Saved data entries

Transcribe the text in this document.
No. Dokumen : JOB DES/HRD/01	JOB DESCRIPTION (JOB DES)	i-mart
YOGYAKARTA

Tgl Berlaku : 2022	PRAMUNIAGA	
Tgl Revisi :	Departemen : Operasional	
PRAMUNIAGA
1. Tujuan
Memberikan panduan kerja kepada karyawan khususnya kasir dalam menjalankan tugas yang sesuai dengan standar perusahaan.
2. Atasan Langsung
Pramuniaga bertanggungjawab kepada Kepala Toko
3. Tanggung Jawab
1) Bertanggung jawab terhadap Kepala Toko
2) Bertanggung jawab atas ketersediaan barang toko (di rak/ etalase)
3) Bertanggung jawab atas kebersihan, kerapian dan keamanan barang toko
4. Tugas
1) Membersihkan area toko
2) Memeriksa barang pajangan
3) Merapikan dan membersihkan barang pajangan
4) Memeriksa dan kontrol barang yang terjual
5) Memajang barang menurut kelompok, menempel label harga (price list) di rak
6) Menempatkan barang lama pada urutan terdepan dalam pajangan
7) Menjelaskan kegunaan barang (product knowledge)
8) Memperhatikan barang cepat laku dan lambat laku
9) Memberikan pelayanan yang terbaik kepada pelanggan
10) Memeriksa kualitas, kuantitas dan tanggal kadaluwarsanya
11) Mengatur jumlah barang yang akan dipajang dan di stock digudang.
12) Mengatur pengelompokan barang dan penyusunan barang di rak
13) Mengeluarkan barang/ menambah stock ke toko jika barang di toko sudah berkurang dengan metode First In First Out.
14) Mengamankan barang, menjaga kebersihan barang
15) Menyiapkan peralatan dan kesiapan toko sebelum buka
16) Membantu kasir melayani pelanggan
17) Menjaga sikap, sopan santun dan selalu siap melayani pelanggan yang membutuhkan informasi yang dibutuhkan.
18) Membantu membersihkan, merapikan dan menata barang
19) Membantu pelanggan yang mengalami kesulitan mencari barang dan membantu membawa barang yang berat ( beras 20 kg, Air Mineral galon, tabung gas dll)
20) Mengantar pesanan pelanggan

• [Stated task]: From the data above, count the lines where "kasir" occurs and give that figure and nothing else.

• [Exercise result]: 2